══ EXTRACTED ENTRIES

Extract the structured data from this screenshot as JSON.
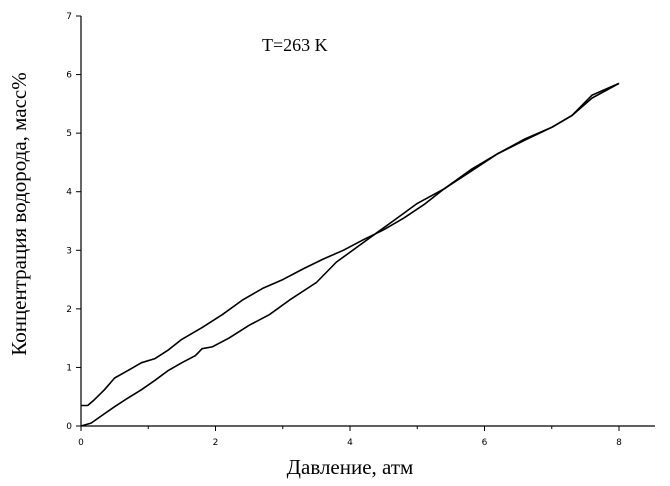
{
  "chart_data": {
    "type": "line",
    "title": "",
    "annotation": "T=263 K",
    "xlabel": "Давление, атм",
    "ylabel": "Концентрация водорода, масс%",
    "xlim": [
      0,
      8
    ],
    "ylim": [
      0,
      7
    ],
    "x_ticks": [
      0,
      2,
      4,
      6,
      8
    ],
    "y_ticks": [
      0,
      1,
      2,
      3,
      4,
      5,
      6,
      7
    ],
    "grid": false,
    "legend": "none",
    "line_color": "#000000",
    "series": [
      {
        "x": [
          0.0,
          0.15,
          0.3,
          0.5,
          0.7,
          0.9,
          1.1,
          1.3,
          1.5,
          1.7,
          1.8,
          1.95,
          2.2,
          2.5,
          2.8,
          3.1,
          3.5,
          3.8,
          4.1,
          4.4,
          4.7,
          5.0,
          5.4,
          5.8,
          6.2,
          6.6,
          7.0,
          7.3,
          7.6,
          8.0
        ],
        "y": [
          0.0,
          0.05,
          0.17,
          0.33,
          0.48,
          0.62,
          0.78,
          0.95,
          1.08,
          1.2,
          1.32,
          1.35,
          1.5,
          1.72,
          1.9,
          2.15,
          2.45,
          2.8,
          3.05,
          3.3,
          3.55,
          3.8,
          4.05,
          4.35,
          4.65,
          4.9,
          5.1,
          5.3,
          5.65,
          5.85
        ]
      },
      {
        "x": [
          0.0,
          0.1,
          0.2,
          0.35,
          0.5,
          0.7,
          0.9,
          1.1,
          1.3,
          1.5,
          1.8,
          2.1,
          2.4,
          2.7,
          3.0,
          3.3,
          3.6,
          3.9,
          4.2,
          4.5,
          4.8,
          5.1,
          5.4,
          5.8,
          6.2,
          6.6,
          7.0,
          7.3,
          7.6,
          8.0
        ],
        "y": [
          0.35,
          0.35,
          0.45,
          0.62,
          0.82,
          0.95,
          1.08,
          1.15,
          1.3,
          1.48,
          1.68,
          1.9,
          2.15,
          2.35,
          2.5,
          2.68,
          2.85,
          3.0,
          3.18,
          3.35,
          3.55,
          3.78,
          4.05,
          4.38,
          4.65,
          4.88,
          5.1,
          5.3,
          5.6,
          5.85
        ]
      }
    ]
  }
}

════
══ EXTRACTED ENTRIES

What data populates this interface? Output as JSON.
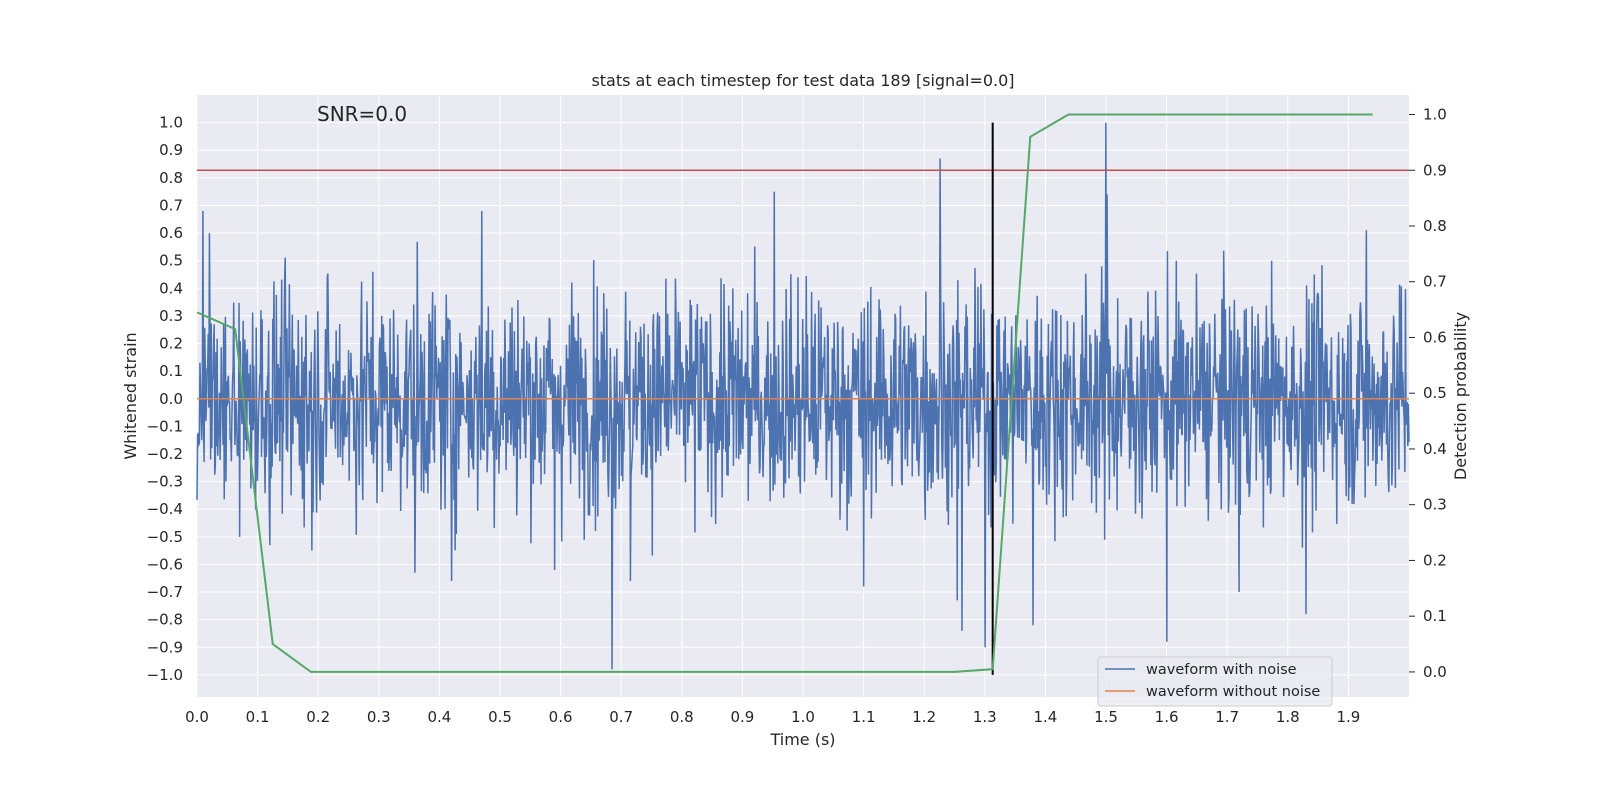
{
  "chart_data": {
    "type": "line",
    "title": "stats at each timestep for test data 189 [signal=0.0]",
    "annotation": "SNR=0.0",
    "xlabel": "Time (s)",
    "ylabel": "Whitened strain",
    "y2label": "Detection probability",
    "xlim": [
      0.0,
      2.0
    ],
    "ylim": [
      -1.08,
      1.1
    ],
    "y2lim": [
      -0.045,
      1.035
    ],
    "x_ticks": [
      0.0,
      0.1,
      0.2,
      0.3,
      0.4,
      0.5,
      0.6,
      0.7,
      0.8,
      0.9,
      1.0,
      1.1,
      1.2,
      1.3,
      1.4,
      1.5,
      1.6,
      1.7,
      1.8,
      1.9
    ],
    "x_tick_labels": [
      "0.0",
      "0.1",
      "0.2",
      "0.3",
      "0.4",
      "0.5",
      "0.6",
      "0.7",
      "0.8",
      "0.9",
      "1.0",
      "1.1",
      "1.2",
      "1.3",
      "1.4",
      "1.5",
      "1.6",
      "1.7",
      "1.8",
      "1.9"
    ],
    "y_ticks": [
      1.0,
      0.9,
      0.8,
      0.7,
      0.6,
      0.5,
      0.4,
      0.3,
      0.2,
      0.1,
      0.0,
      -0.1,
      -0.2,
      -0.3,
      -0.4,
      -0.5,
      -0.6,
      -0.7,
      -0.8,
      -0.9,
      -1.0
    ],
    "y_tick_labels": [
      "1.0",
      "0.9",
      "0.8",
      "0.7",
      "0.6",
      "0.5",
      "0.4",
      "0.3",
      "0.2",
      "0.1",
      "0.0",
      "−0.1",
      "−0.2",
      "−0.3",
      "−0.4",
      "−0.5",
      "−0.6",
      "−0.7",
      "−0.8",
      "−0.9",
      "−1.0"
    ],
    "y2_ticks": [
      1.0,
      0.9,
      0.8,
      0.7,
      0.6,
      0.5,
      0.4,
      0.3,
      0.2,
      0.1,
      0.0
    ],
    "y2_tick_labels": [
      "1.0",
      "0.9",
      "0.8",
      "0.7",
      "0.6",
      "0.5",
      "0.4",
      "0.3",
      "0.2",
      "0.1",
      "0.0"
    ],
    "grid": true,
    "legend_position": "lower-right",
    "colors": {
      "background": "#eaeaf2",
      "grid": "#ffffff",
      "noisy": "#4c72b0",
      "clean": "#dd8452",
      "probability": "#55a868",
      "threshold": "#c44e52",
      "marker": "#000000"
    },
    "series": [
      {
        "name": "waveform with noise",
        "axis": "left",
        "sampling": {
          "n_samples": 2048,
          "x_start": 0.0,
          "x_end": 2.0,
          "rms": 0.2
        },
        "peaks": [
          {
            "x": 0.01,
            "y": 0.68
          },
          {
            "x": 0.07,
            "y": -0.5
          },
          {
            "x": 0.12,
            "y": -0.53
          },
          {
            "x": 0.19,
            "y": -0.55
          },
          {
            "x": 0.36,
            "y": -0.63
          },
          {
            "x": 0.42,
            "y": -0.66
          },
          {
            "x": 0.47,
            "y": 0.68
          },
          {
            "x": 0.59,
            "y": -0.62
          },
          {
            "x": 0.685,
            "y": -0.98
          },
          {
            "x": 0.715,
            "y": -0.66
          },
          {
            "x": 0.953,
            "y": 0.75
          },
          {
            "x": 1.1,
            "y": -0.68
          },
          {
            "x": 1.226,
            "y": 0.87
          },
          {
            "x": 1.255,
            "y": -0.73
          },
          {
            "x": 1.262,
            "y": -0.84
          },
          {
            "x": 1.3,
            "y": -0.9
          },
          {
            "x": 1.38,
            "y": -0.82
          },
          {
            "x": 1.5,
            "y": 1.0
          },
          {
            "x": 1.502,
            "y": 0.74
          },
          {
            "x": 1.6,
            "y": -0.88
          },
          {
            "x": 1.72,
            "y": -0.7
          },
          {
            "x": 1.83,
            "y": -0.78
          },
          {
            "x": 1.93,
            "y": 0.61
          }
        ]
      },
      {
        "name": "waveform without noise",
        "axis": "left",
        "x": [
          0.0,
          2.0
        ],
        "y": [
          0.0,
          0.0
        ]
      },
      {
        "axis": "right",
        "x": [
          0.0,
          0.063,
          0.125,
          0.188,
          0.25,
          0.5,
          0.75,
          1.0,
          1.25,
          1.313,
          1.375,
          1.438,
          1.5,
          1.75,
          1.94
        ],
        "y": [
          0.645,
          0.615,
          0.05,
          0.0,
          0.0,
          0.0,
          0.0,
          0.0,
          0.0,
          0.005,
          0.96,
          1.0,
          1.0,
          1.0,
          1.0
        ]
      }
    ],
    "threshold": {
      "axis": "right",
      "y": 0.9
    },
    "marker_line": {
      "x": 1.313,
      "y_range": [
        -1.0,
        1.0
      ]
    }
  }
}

════

Pick out the lines containing the word "this" and show them.

Extract the structured data from this screenshot as JSON.
What data populates this interface? Output as JSON.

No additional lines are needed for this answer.